** Begin Record list **

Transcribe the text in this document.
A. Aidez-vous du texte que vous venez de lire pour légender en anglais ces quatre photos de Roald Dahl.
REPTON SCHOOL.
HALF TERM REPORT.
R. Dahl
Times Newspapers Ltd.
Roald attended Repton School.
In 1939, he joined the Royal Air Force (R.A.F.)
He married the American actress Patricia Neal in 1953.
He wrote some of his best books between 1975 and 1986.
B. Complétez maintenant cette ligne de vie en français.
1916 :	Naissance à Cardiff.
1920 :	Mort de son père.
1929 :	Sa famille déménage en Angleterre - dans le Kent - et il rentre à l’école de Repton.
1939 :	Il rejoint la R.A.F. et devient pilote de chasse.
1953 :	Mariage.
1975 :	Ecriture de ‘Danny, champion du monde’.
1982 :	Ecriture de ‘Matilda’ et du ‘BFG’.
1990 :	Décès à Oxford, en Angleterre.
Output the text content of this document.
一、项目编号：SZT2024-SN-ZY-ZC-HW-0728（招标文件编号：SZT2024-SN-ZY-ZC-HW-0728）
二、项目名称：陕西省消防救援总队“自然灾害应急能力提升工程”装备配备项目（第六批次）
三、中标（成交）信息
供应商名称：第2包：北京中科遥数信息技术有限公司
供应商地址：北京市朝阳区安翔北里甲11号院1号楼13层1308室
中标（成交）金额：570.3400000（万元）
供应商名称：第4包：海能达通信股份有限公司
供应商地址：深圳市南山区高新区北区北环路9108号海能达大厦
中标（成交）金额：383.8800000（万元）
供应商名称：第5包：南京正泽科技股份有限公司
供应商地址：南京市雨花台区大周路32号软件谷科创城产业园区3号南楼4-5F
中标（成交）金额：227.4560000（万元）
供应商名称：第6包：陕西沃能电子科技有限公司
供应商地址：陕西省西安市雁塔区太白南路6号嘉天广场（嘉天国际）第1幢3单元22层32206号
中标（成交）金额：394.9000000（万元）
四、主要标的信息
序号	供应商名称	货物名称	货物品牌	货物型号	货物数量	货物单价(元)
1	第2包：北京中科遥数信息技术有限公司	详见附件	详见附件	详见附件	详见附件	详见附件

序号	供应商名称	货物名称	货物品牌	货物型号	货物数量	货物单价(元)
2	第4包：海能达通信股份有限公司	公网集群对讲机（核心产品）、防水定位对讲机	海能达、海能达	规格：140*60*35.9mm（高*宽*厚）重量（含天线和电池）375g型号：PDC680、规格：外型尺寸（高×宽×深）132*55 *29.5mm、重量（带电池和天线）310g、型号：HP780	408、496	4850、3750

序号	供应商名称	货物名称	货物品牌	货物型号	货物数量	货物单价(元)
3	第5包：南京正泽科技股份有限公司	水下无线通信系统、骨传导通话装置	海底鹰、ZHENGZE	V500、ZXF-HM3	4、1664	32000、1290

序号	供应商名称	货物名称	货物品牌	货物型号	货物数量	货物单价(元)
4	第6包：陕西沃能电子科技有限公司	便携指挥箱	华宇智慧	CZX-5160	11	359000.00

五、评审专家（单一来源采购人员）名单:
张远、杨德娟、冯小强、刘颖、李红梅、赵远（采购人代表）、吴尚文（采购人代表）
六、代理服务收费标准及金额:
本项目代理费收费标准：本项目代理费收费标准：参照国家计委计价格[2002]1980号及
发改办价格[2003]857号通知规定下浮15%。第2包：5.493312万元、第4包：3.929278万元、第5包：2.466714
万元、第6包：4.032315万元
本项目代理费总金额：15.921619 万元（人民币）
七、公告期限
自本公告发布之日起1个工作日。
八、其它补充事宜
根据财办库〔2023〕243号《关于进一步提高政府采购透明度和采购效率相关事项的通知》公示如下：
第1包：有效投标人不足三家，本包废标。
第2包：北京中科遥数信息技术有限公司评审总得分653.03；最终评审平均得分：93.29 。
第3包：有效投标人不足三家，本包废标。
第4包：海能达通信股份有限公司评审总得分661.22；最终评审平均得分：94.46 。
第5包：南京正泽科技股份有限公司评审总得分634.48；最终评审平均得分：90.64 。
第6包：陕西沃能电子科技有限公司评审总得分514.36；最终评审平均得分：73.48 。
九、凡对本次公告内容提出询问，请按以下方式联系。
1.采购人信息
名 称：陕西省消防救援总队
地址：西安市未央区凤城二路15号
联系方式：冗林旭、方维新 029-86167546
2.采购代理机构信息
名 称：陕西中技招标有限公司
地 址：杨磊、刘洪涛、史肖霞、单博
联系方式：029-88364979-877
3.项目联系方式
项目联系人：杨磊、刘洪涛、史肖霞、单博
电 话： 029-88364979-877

** End Record list **

#### What needs to be done
Copy each line from the records above that includes the string "陕西省消防救援总队".

#### Response for this exercise
二、项目名称：陕西省消防救援总队“自然灾害应急能力提升工程”装备配备项目（第六批次）
名 称：陕西省消防救援总队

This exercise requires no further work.